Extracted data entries
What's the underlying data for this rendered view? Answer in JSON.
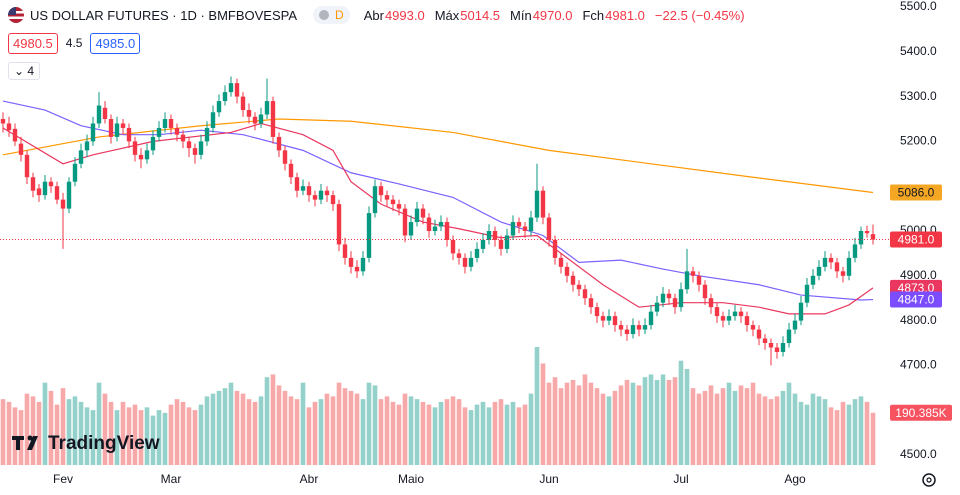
{
  "header": {
    "title": "US DOLLAR FUTURES · 1D · BMFBOVESPA",
    "badge": "D",
    "ohlc": [
      {
        "label": "Abr",
        "value": "4993.0"
      },
      {
        "label": "Máx",
        "value": "5014.5"
      },
      {
        "label": "Mín",
        "value": "4970.0"
      },
      {
        "label": "Fch",
        "value": "4981.0"
      }
    ],
    "change": "−22.5 (−0.45%)",
    "bid": "4980.5",
    "spread": "4.5",
    "ask": "4985.0",
    "indicators": "4"
  },
  "logo": "TradingView",
  "chart_data": {
    "type": "candlestick",
    "up_color": "#089981",
    "down_color": "#f23645",
    "up_volume_color": "#93d1ca",
    "down_volume_color": "#f7a8a8",
    "ylim": [
      4500,
      5500
    ],
    "yticks": [
      {
        "value": 5500,
        "label": "5500.0"
      },
      {
        "value": 5400,
        "label": "5400.0"
      },
      {
        "value": 5300,
        "label": "5300.0"
      },
      {
        "value": 5200,
        "label": "5200.0"
      },
      {
        "value": 5000,
        "label": "5000.0"
      },
      {
        "value": 4900,
        "label": "4900.0"
      },
      {
        "value": 4800,
        "label": "4800.0"
      },
      {
        "value": 4700,
        "label": "4700.0"
      },
      {
        "value": 4500,
        "label": "4500.0"
      }
    ],
    "xticks": [
      {
        "value": 10,
        "label": "Fev"
      },
      {
        "value": 28,
        "label": "Mar"
      },
      {
        "value": 51,
        "label": "Abr"
      },
      {
        "value": 68,
        "label": "Maio"
      },
      {
        "value": 91,
        "label": "Jun"
      },
      {
        "value": 113,
        "label": "Jul"
      },
      {
        "value": 132,
        "label": "Ago"
      }
    ],
    "candles": [
      [
        5250,
        5265,
        5220,
        5240
      ],
      [
        5240,
        5255,
        5210,
        5225
      ],
      [
        5228,
        5240,
        5190,
        5200
      ],
      [
        5195,
        5210,
        5155,
        5170
      ],
      [
        5170,
        5180,
        5105,
        5120
      ],
      [
        5120,
        5130,
        5075,
        5090
      ],
      [
        5095,
        5105,
        5065,
        5080
      ],
      [
        5080,
        5125,
        5070,
        5110
      ],
      [
        5110,
        5120,
        5085,
        5100
      ],
      [
        5100,
        5110,
        5060,
        5070
      ],
      [
        5070,
        5085,
        4960,
        5050
      ],
      [
        5050,
        5120,
        5040,
        5110
      ],
      [
        5110,
        5165,
        5100,
        5150
      ],
      [
        5150,
        5195,
        5140,
        5180
      ],
      [
        5180,
        5215,
        5165,
        5200
      ],
      [
        5200,
        5255,
        5190,
        5240
      ],
      [
        5240,
        5310,
        5230,
        5280
      ],
      [
        5275,
        5290,
        5240,
        5250
      ],
      [
        5250,
        5260,
        5195,
        5210
      ],
      [
        5210,
        5255,
        5200,
        5240
      ],
      [
        5240,
        5250,
        5215,
        5230
      ],
      [
        5230,
        5240,
        5185,
        5200
      ],
      [
        5200,
        5210,
        5155,
        5170
      ],
      [
        5170,
        5185,
        5140,
        5160
      ],
      [
        5160,
        5195,
        5150,
        5180
      ],
      [
        5180,
        5225,
        5170,
        5210
      ],
      [
        5210,
        5245,
        5200,
        5230
      ],
      [
        5230,
        5265,
        5220,
        5250
      ],
      [
        5250,
        5260,
        5215,
        5230
      ],
      [
        5230,
        5240,
        5200,
        5215
      ],
      [
        5215,
        5225,
        5185,
        5200
      ],
      [
        5200,
        5210,
        5165,
        5185
      ],
      [
        5185,
        5195,
        5150,
        5170
      ],
      [
        5170,
        5215,
        5160,
        5200
      ],
      [
        5200,
        5245,
        5190,
        5230
      ],
      [
        5230,
        5280,
        5220,
        5265
      ],
      [
        5265,
        5305,
        5255,
        5290
      ],
      [
        5290,
        5325,
        5280,
        5310
      ],
      [
        5310,
        5345,
        5300,
        5330
      ],
      [
        5330,
        5340,
        5285,
        5300
      ],
      [
        5300,
        5310,
        5255,
        5270
      ],
      [
        5270,
        5285,
        5240,
        5255
      ],
      [
        5255,
        5265,
        5225,
        5240
      ],
      [
        5240,
        5275,
        5230,
        5260
      ],
      [
        5260,
        5340,
        5250,
        5290
      ],
      [
        5290,
        5300,
        5195,
        5210
      ],
      [
        5210,
        5220,
        5165,
        5180
      ],
      [
        5180,
        5190,
        5135,
        5150
      ],
      [
        5150,
        5160,
        5105,
        5120
      ],
      [
        5120,
        5130,
        5075,
        5090
      ],
      [
        5090,
        5115,
        5080,
        5100
      ],
      [
        5100,
        5110,
        5065,
        5080
      ],
      [
        5080,
        5090,
        5055,
        5070
      ],
      [
        5070,
        5105,
        5060,
        5090
      ],
      [
        5090,
        5100,
        5065,
        5080
      ],
      [
        5080,
        5090,
        5045,
        5060
      ],
      [
        5060,
        5070,
        4955,
        4970
      ],
      [
        4970,
        4985,
        4925,
        4940
      ],
      [
        4940,
        4955,
        4905,
        4920
      ],
      [
        4920,
        4935,
        4895,
        4910
      ],
      [
        4910,
        4955,
        4900,
        4940
      ],
      [
        4940,
        5055,
        4930,
        5040
      ],
      [
        5040,
        5115,
        5030,
        5100
      ],
      [
        5100,
        5110,
        5065,
        5080
      ],
      [
        5080,
        5090,
        5055,
        5070
      ],
      [
        5070,
        5080,
        5045,
        5060
      ],
      [
        5060,
        5070,
        5035,
        5050
      ],
      [
        5050,
        5060,
        4975,
        4990
      ],
      [
        4990,
        5035,
        4980,
        5020
      ],
      [
        5020,
        5065,
        5010,
        5050
      ],
      [
        5050,
        5060,
        5015,
        5030
      ],
      [
        5030,
        5040,
        4985,
        5000
      ],
      [
        5000,
        5025,
        4990,
        5010
      ],
      [
        5010,
        5035,
        5000,
        5020
      ],
      [
        5020,
        5030,
        4965,
        4980
      ],
      [
        4980,
        4990,
        4935,
        4950
      ],
      [
        4950,
        4960,
        4925,
        4940
      ],
      [
        4940,
        4950,
        4905,
        4920
      ],
      [
        4920,
        4955,
        4910,
        4940
      ],
      [
        4940,
        4975,
        4930,
        4960
      ],
      [
        4960,
        4995,
        4950,
        4980
      ],
      [
        4980,
        5015,
        4970,
        5000
      ],
      [
        5000,
        5010,
        4965,
        4980
      ],
      [
        4980,
        4990,
        4945,
        4960
      ],
      [
        4960,
        5005,
        4950,
        4990
      ],
      [
        4990,
        5035,
        4980,
        5020
      ],
      [
        5020,
        5030,
        4995,
        5010
      ],
      [
        5010,
        5020,
        4985,
        5000
      ],
      [
        5000,
        5045,
        4990,
        5030
      ],
      [
        5030,
        5150,
        5020,
        5090
      ],
      [
        5090,
        5100,
        5015,
        5030
      ],
      [
        5030,
        5040,
        4965,
        4980
      ],
      [
        4980,
        4990,
        4925,
        4940
      ],
      [
        4940,
        4950,
        4905,
        4920
      ],
      [
        4920,
        4930,
        4885,
        4900
      ],
      [
        4900,
        4910,
        4865,
        4880
      ],
      [
        4880,
        4890,
        4855,
        4870
      ],
      [
        4870,
        4880,
        4835,
        4850
      ],
      [
        4850,
        4860,
        4815,
        4830
      ],
      [
        4830,
        4840,
        4795,
        4810
      ],
      [
        4810,
        4820,
        4785,
        4800
      ],
      [
        4800,
        4825,
        4790,
        4810
      ],
      [
        4810,
        4820,
        4775,
        4790
      ],
      [
        4790,
        4800,
        4765,
        4780
      ],
      [
        4780,
        4790,
        4755,
        4770
      ],
      [
        4770,
        4805,
        4760,
        4790
      ],
      [
        4790,
        4800,
        4765,
        4780
      ],
      [
        4780,
        4805,
        4770,
        4790
      ],
      [
        4790,
        4835,
        4780,
        4820
      ],
      [
        4820,
        4855,
        4810,
        4840
      ],
      [
        4840,
        4875,
        4830,
        4860
      ],
      [
        4860,
        4870,
        4835,
        4850
      ],
      [
        4850,
        4860,
        4815,
        4830
      ],
      [
        4830,
        4885,
        4820,
        4870
      ],
      [
        4870,
        4960,
        4860,
        4910
      ],
      [
        4910,
        4920,
        4885,
        4900
      ],
      [
        4900,
        4910,
        4865,
        4880
      ],
      [
        4880,
        4890,
        4835,
        4850
      ],
      [
        4850,
        4860,
        4815,
        4830
      ],
      [
        4830,
        4840,
        4795,
        4810
      ],
      [
        4810,
        4820,
        4785,
        4800
      ],
      [
        4800,
        4825,
        4790,
        4810
      ],
      [
        4810,
        4835,
        4800,
        4820
      ],
      [
        4820,
        4830,
        4795,
        4810
      ],
      [
        4810,
        4820,
        4775,
        4790
      ],
      [
        4790,
        4800,
        4765,
        4780
      ],
      [
        4780,
        4790,
        4745,
        4760
      ],
      [
        4760,
        4770,
        4735,
        4750
      ],
      [
        4750,
        4760,
        4700,
        4740
      ],
      [
        4740,
        4750,
        4715,
        4730
      ],
      [
        4730,
        4765,
        4720,
        4750
      ],
      [
        4750,
        4795,
        4740,
        4780
      ],
      [
        4780,
        4815,
        4770,
        4800
      ],
      [
        4800,
        4855,
        4790,
        4840
      ],
      [
        4840,
        4895,
        4830,
        4880
      ],
      [
        4880,
        4915,
        4870,
        4900
      ],
      [
        4900,
        4935,
        4890,
        4920
      ],
      [
        4920,
        4955,
        4910,
        4940
      ],
      [
        4940,
        4950,
        4915,
        4930
      ],
      [
        4930,
        4940,
        4895,
        4910
      ],
      [
        4910,
        4920,
        4885,
        4900
      ],
      [
        4900,
        4955,
        4890,
        4940
      ],
      [
        4940,
        4985,
        4930,
        4970
      ],
      [
        4970,
        5010,
        4960,
        5000
      ],
      [
        5000,
        5012,
        4985,
        4995
      ],
      [
        4993,
        5014.5,
        4970,
        4981
      ]
    ],
    "volume": [
      240,
      230,
      210,
      200,
      260,
      250,
      230,
      300,
      270,
      220,
      280,
      240,
      250,
      230,
      210,
      200,
      300,
      260,
      230,
      200,
      230,
      210,
      220,
      200,
      210,
      180,
      200,
      190,
      220,
      240,
      230,
      210,
      200,
      220,
      250,
      260,
      270,
      280,
      300,
      270,
      260,
      240,
      230,
      250,
      320,
      330,
      290,
      270,
      250,
      240,
      300,
      210,
      230,
      240,
      260,
      250,
      300,
      280,
      270,
      260,
      240,
      300,
      290,
      240,
      250,
      230,
      220,
      260,
      250,
      240,
      230,
      220,
      210,
      230,
      240,
      250,
      240,
      210,
      200,
      220,
      230,
      210,
      230,
      240,
      220,
      230,
      210,
      220,
      260,
      430,
      370,
      300,
      320,
      280,
      300,
      310,
      290,
      330,
      300,
      280,
      260,
      250,
      270,
      290,
      310,
      300,
      290,
      320,
      330,
      310,
      330,
      310,
      320,
      380,
      350,
      280,
      260,
      270,
      290,
      260,
      280,
      300,
      270,
      290,
      280,
      300,
      260,
      250,
      240,
      250,
      270,
      300,
      260,
      230,
      220,
      260,
      250,
      240,
      210,
      200,
      230,
      220,
      240,
      250,
      230,
      190.385
    ],
    "lines": [
      {
        "color": "#ff9800",
        "x": [
          0,
          16,
          33,
          46,
          58,
          75,
          91,
          108,
          125,
          145
        ],
        "values": [
          5170,
          5210,
          5235,
          5250,
          5245,
          5220,
          5180,
          5150,
          5120,
          5086
        ]
      },
      {
        "color": "#7b61ff",
        "x": [
          0,
          7,
          13,
          20,
          26,
          33,
          40,
          50,
          58,
          66,
          75,
          83,
          90,
          96,
          103,
          110,
          116,
          126,
          133,
          143,
          145
        ],
        "values": [
          5290,
          5270,
          5235,
          5215,
          5215,
          5225,
          5215,
          5180,
          5130,
          5105,
          5075,
          5020,
          4990,
          4930,
          4935,
          4915,
          4900,
          4880,
          4857,
          4846,
          4847
        ]
      },
      {
        "color": "#e9375f",
        "x": [
          0,
          10,
          15,
          25,
          38,
          43,
          50,
          55,
          58,
          63,
          70,
          76,
          83,
          89,
          93,
          100,
          106,
          113,
          120,
          126,
          131,
          137,
          141,
          145
        ],
        "values": [
          5230,
          5150,
          5170,
          5200,
          5220,
          5240,
          5215,
          5180,
          5110,
          5060,
          5020,
          5005,
          4985,
          4990,
          4950,
          4880,
          4830,
          4840,
          4840,
          4830,
          4815,
          4815,
          4835,
          4873
        ]
      }
    ],
    "price_labels": [
      {
        "value": 5086,
        "label": "5086.0",
        "color": "#f5a623",
        "text_color": "#131722"
      },
      {
        "value": 4981,
        "label": "4981.0",
        "color": "#f23645",
        "text_color": "#ffffff"
      },
      {
        "value": 4873,
        "label": "4873.0",
        "color": "#e9375f",
        "text_color": "#ffffff"
      },
      {
        "value": 4847,
        "label": "4847.0",
        "color": "#7b4dff",
        "text_color": "#ffffff"
      }
    ],
    "volume_label": {
      "value": 190.385,
      "label": "190.385K",
      "color": "#f7525f"
    }
  }
}
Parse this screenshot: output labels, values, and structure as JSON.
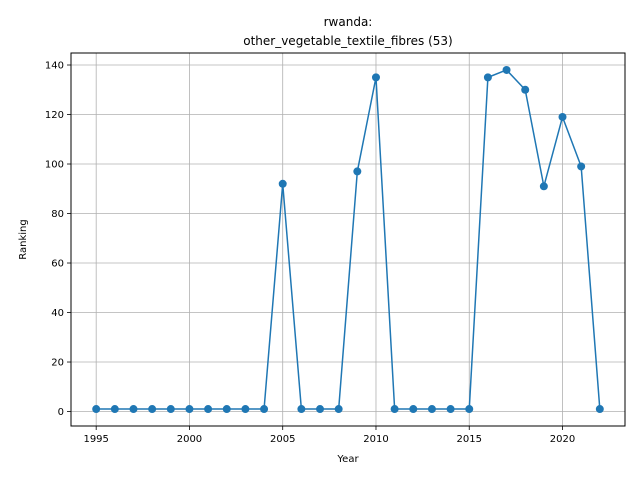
{
  "chart_data": {
    "type": "line",
    "title_line1": "rwanda:",
    "title_line2": "other_vegetable_textile_fibres (53)",
    "xlabel": "Year",
    "ylabel": "Ranking",
    "x": [
      1995,
      1996,
      1997,
      1998,
      1999,
      2000,
      2001,
      2002,
      2003,
      2004,
      2005,
      2006,
      2007,
      2008,
      2009,
      2010,
      2011,
      2012,
      2013,
      2014,
      2015,
      2016,
      2017,
      2018,
      2019,
      2020,
      2021,
      2022
    ],
    "series": [
      {
        "values": [
          1,
          1,
          1,
          1,
          1,
          1,
          1,
          1,
          1,
          1,
          92,
          1,
          1,
          1,
          97,
          135,
          1,
          1,
          1,
          1,
          1,
          135,
          138,
          130,
          91,
          119,
          99,
          1
        ],
        "color": "#1f77b4"
      }
    ],
    "xticks": [
      1995,
      2000,
      2005,
      2010,
      2015,
      2020
    ],
    "yticks": [
      0,
      20,
      40,
      60,
      80,
      100,
      120,
      140
    ],
    "xlim": [
      1993.65,
      2023.35
    ],
    "ylim": [
      -5.85,
      144.85
    ],
    "grid": true,
    "marker": "circle"
  }
}
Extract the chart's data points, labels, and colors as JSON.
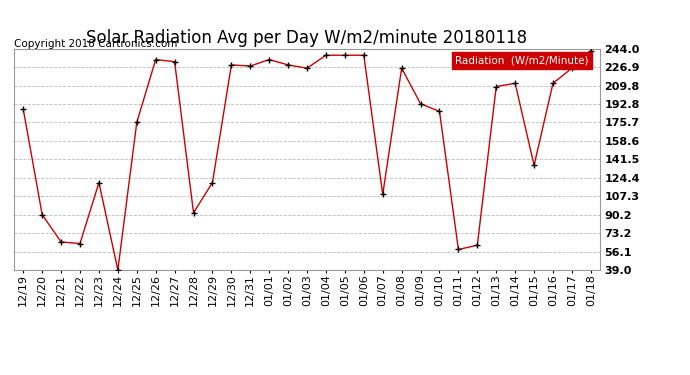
{
  "title": "Solar Radiation Avg per Day W/m2/minute 20180118",
  "copyright": "Copyright 2018 Cartronics.com",
  "legend_label": "Radiation  (W/m2/Minute)",
  "ylabel_values": [
    39.0,
    56.1,
    73.2,
    90.2,
    107.3,
    124.4,
    141.5,
    158.6,
    175.7,
    192.8,
    209.8,
    226.9,
    244.0
  ],
  "dates": [
    "12/19",
    "12/20",
    "12/21",
    "12/22",
    "12/23",
    "12/24",
    "12/25",
    "12/26",
    "12/27",
    "12/28",
    "12/29",
    "12/30",
    "12/31",
    "01/01",
    "01/02",
    "01/03",
    "01/04",
    "01/05",
    "01/06",
    "01/07",
    "01/08",
    "01/09",
    "01/10",
    "01/11",
    "01/12",
    "01/13",
    "01/14",
    "01/15",
    "01/16",
    "01/17",
    "01/18"
  ],
  "values": [
    188.0,
    90.2,
    65.0,
    63.5,
    120.0,
    39.0,
    175.7,
    234.0,
    232.0,
    92.0,
    120.0,
    229.0,
    228.0,
    234.0,
    229.0,
    226.0,
    238.0,
    238.0,
    238.0,
    109.0,
    226.0,
    193.0,
    186.0,
    58.0,
    62.0,
    209.0,
    212.0,
    136.0,
    212.0,
    226.0,
    242.0
  ],
  "line_color": "#cc0000",
  "marker_color": "#000000",
  "bg_color": "#ffffff",
  "grid_color": "#bbbbbb",
  "legend_bg": "#cc0000",
  "legend_text_color": "#ffffff",
  "title_fontsize": 12,
  "copyright_fontsize": 7.5,
  "tick_fontsize": 8,
  "ylim": [
    39.0,
    244.0
  ]
}
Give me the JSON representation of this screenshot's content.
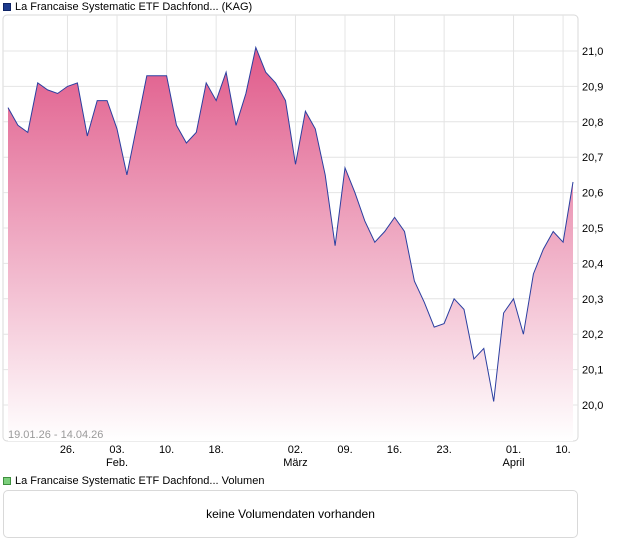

**TASK GOAL:**
Working from the listing above, pick out every line that has "JSON" and copy it.

**WRITTEN SOLUTION:**
What's the underlying data for this rendered view? Answer in JSON.
Parse this screenshot: output labels, values, and structure as JSON.
Extract the chart's data points, labels, and colors as JSON.
Give me the JSON representation of this screenshot's content.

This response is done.